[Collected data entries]
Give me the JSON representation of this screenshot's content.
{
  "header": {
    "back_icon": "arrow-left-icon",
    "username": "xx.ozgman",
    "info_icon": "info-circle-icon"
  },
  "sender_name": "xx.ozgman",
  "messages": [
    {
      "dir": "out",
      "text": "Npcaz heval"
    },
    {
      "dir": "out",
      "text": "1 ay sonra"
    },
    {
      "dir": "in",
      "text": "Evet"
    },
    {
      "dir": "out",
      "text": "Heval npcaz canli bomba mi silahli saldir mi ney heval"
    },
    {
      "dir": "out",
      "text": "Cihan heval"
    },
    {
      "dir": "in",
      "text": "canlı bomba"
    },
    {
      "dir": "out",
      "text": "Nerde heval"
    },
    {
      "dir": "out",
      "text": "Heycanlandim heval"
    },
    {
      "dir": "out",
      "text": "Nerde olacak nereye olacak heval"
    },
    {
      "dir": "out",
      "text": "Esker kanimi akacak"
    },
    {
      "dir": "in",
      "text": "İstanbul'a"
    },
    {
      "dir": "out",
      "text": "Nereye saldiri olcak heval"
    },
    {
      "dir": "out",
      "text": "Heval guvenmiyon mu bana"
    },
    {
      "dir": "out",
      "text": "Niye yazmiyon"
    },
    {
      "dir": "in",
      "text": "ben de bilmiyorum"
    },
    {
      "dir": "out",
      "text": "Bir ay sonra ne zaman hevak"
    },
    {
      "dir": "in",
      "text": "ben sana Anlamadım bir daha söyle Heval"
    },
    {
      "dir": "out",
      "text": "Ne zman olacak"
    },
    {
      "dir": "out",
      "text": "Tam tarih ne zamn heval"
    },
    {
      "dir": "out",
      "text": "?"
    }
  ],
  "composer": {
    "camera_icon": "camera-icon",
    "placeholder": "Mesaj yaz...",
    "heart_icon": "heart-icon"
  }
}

#### [Instructions for the task]
Read the entries and select each line where the word "olacak" is found.

#### [Output]
      "text": "Nerde olacak nereye olacak heval"
      "text": "Ne zman olacak"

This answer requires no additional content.